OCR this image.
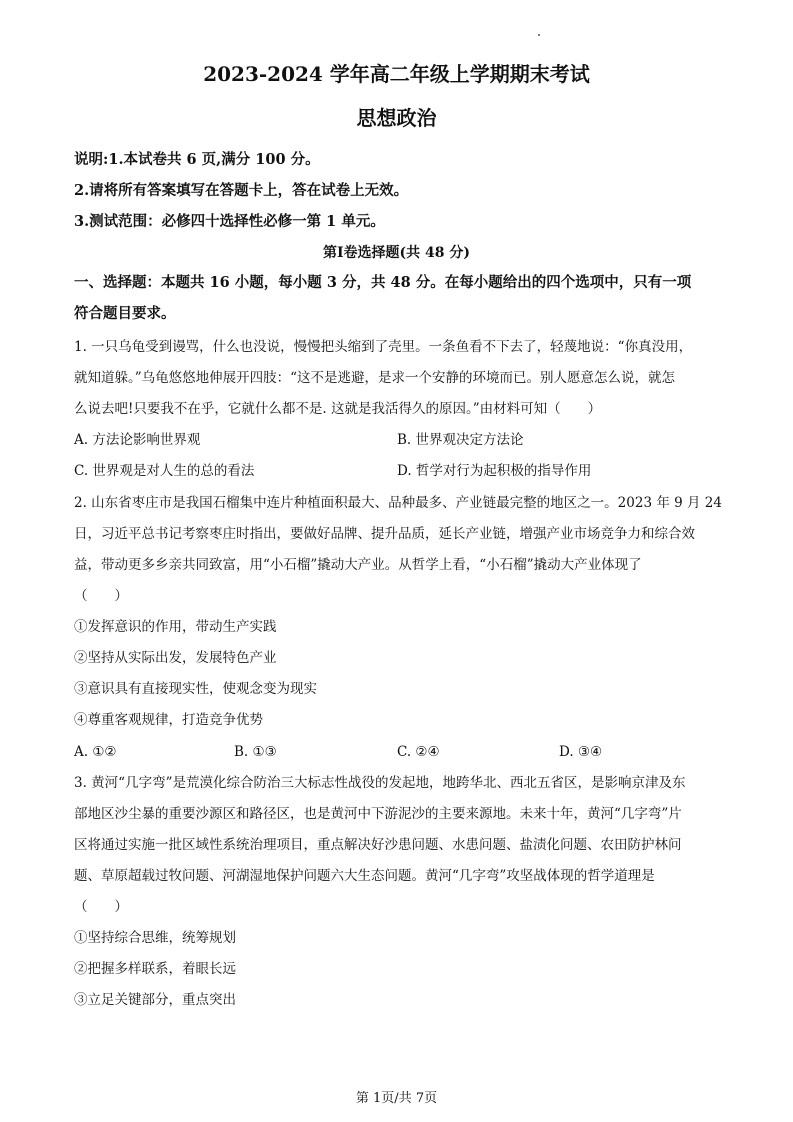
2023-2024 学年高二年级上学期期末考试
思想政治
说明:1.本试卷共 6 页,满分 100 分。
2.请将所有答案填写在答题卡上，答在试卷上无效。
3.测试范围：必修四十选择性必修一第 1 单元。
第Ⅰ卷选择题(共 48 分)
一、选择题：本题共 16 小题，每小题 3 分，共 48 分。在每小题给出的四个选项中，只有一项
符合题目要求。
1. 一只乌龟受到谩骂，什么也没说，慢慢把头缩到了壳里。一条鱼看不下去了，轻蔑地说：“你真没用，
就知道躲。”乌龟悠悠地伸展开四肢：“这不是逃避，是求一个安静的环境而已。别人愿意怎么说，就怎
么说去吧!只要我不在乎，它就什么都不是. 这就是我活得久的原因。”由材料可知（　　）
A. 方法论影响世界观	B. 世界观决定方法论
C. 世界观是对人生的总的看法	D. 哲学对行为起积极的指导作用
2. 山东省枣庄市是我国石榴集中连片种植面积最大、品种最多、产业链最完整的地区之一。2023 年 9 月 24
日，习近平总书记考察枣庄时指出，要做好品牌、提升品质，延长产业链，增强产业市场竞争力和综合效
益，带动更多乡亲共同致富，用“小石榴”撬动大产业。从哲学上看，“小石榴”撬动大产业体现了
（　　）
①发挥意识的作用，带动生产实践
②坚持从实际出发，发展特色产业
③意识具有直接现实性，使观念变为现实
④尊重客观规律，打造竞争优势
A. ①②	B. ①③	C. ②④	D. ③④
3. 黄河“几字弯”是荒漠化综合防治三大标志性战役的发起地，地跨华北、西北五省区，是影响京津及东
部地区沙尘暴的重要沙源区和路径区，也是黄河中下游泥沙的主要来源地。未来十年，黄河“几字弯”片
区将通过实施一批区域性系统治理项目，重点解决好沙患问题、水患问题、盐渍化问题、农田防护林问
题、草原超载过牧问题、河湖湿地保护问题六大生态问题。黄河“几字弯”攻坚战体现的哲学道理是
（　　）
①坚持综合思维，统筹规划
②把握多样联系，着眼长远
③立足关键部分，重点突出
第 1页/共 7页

....

§ Instructions to follow
Quote the preceding listing precisely and completely, omitting its images.

§ Output of the exercise
OCR this image.
2023-2024 学年高二年级上学期期末考试
思想政治
说明:1.本试卷共 6 页,满分 100 分。
2.请将所有答案填写在答题卡上，答在试卷上无效。
3.测试范围：必修四十选择性必修一第 1 单元。
第Ⅰ卷选择题(共 48 分)
一、选择题：本题共 16 小题，每小题 3 分，共 48 分。在每小题给出的四个选项中，只有一项
符合题目要求。
1. 一只乌龟受到谩骂，什么也没说，慢慢把头缩到了壳里。一条鱼看不下去了，轻蔑地说：“你真没用，
就知道躲。”乌龟悠悠地伸展开四肢：“这不是逃避，是求一个安静的环境而已。别人愿意怎么说，就怎
么说去吧!只要我不在乎，它就什么都不是. 这就是我活得久的原因。”由材料可知（　　）
A. 方法论影响世界观	B. 世界观决定方法论
C. 世界观是对人生的总的看法	D. 哲学对行为起积极的指导作用
2. 山东省枣庄市是我国石榴集中连片种植面积最大、品种最多、产业链最完整的地区之一。2023 年 9 月 24
日，习近平总书记考察枣庄时指出，要做好品牌、提升品质，延长产业链，增强产业市场竞争力和综合效
益，带动更多乡亲共同致富，用“小石榴”撬动大产业。从哲学上看，“小石榴”撬动大产业体现了
（　　）
①发挥意识的作用，带动生产实践
②坚持从实际出发，发展特色产业
③意识具有直接现实性，使观念变为现实
④尊重客观规律，打造竞争优势
A. ①②	B. ①③	C. ②④	D. ③④
3. 黄河“几字弯”是荒漠化综合防治三大标志性战役的发起地，地跨华北、西北五省区，是影响京津及东
部地区沙尘暴的重要沙源区和路径区，也是黄河中下游泥沙的主要来源地。未来十年，黄河“几字弯”片
区将通过实施一批区域性系统治理项目，重点解决好沙患问题、水患问题、盐渍化问题、农田防护林问
题、草原超载过牧问题、河湖湿地保护问题六大生态问题。黄河“几字弯”攻坚战体现的哲学道理是
（　　）
①坚持综合思维，统筹规划
②把握多样联系，着眼长远
③立足关键部分，重点突出
第 1页/共 7页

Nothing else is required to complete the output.